Data entries for graphics:
---------------

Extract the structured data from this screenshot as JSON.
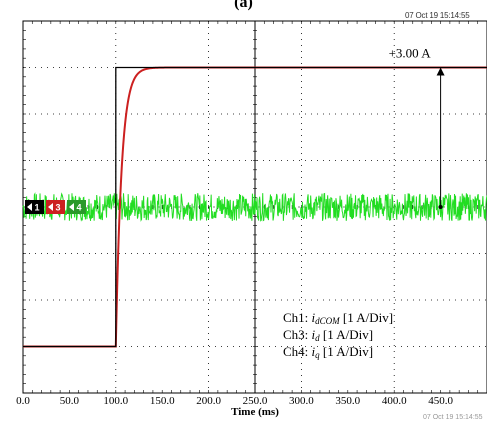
{
  "header": {
    "figure_label": "(a)",
    "timestamp": "07 Oct 19  15:14:55",
    "footer_stamp": "07 Oct 19 15:14:55"
  },
  "chart_data": {
    "type": "line",
    "title": "",
    "xlabel": "Time (ms)",
    "ylabel": "",
    "xlim": [
      0,
      500
    ],
    "x_ticks": [
      0,
      50,
      100,
      150,
      200,
      250,
      300,
      350,
      400,
      450
    ],
    "x_tick_labels": [
      "0.0",
      "50.0",
      "100.0",
      "150.0",
      "200.0",
      "250.0",
      "300.0",
      "350.0",
      "400.0",
      "450.0"
    ],
    "y_unit": "div",
    "y_divisions": 8,
    "grid": true,
    "channel_markers": [
      {
        "label": "1",
        "color": "#000000"
      },
      {
        "label": "3",
        "color": "#cc2020"
      },
      {
        "label": "4",
        "color": "#2a9a2a"
      }
    ],
    "series": [
      {
        "name": "Ch1",
        "color": "#000000",
        "baseline_div": -3.0,
        "step_time_ms": 100,
        "final_div": 3.0
      },
      {
        "name": "Ch3",
        "color": "#cc2020",
        "baseline_div": -3.0,
        "step_time_ms": 100,
        "final_div": 3.0,
        "rise_time_ms": 25
      },
      {
        "name": "Ch4",
        "color": "#22dd22",
        "level_div": 0.0,
        "noise_div": 0.3
      }
    ],
    "annotation": {
      "text": "+3.00 A",
      "x_ms": 450,
      "from_div": 0.0,
      "to_div": 3.0
    },
    "legend": {
      "placement": "bottom-right",
      "entries": [
        {
          "prefix": "Ch1: ",
          "var": "i",
          "sub": "dCOM",
          "suffix": " [1 A/Div]"
        },
        {
          "prefix": "Ch3: ",
          "var": "i",
          "sub": "d",
          "suffix": " [1 A/Div]"
        },
        {
          "prefix": "Ch4: ",
          "var": "i",
          "sub": "q",
          "suffix": " [1 A/Div]"
        }
      ]
    }
  }
}
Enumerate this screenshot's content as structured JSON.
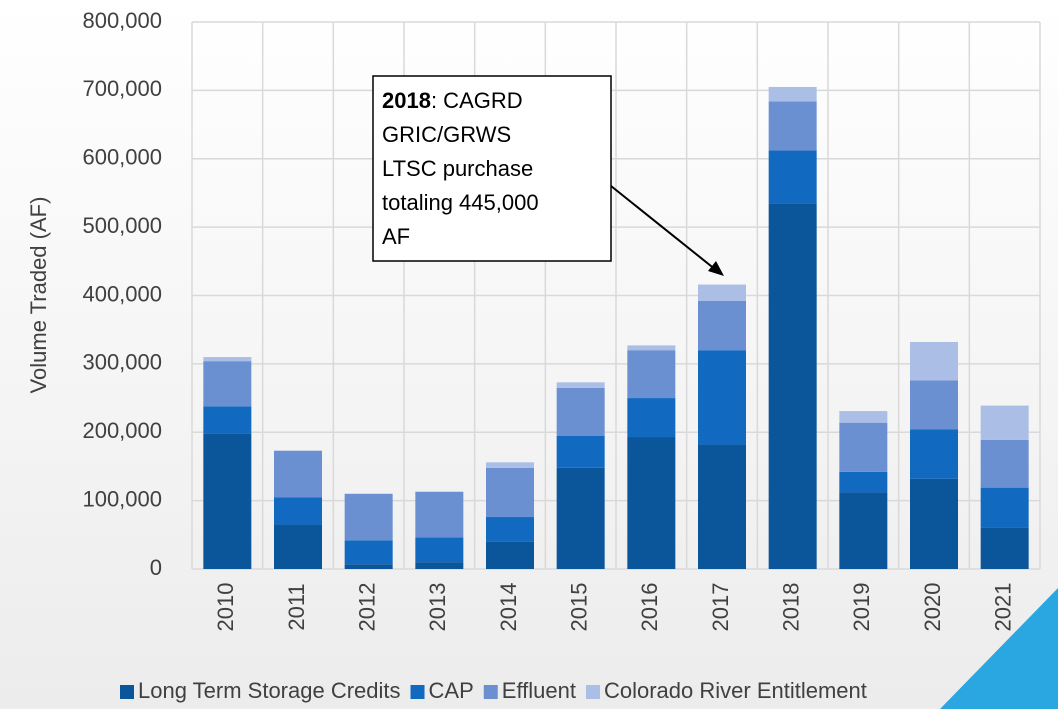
{
  "chart_data": {
    "type": "stacked_bar",
    "y_axis_label": "Volume Traded (AF)",
    "categories": [
      "2010",
      "2011",
      "2012",
      "2013",
      "2014",
      "2015",
      "2016",
      "2017",
      "2018",
      "2019",
      "2020",
      "2021"
    ],
    "series": [
      {
        "name": "Long Term Storage Credits",
        "color": "#0b559a",
        "values": [
          198000,
          65000,
          7000,
          10000,
          40000,
          148000,
          193000,
          182000,
          535000,
          112000,
          132000,
          61000
        ]
      },
      {
        "name": "CAP",
        "color": "#1269c0",
        "values": [
          40000,
          40000,
          35000,
          36000,
          36000,
          47000,
          57000,
          138000,
          77000,
          30000,
          72000,
          58000
        ]
      },
      {
        "name": "Effluent",
        "color": "#6b90d2",
        "values": [
          66000,
          68000,
          68000,
          67000,
          72000,
          70000,
          70000,
          72000,
          72000,
          72000,
          72000,
          70000
        ]
      },
      {
        "name": "Colorado River Entitlement",
        "color": "#abbfe6",
        "values": [
          6000,
          0,
          0,
          0,
          8000,
          8000,
          7000,
          24000,
          21000,
          17000,
          56000,
          50000
        ]
      }
    ],
    "ylim": [
      0,
      800000
    ],
    "yticks": [
      0,
      {
        "value": 100000,
        "label": "100,000"
      },
      {
        "value": 200000,
        "label": "200,000"
      },
      {
        "value": 300000,
        "label": "300,000"
      },
      {
        "value": 400000,
        "label": "400,000"
      },
      {
        "value": 500000,
        "label": "500,000"
      },
      {
        "value": 600000,
        "label": "600,000"
      },
      {
        "value": 700000,
        "label": "700,000"
      },
      {
        "value": 800000,
        "label": "800,000"
      }
    ],
    "grid": true,
    "legend": "bottom",
    "annotation": {
      "bold": "2018",
      "lines": [
        ": CAGRD",
        "GRIC/GRWS",
        "LTSC purchase",
        "totaling 445,000",
        "AF"
      ]
    }
  }
}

---------------

EXERCISE DETAILS ::
Extract every line containing the string "name" from the material.

RESPONSE TO THIS EXERCISE ::
        "name": "Ch1",
        "name": "Ch3",
        "name": "Ch4",
        "name": "Long Term Storage Credits",
        "name": "CAP",
        "name": "Effluent",
        "name": "Colorado River Entitlement",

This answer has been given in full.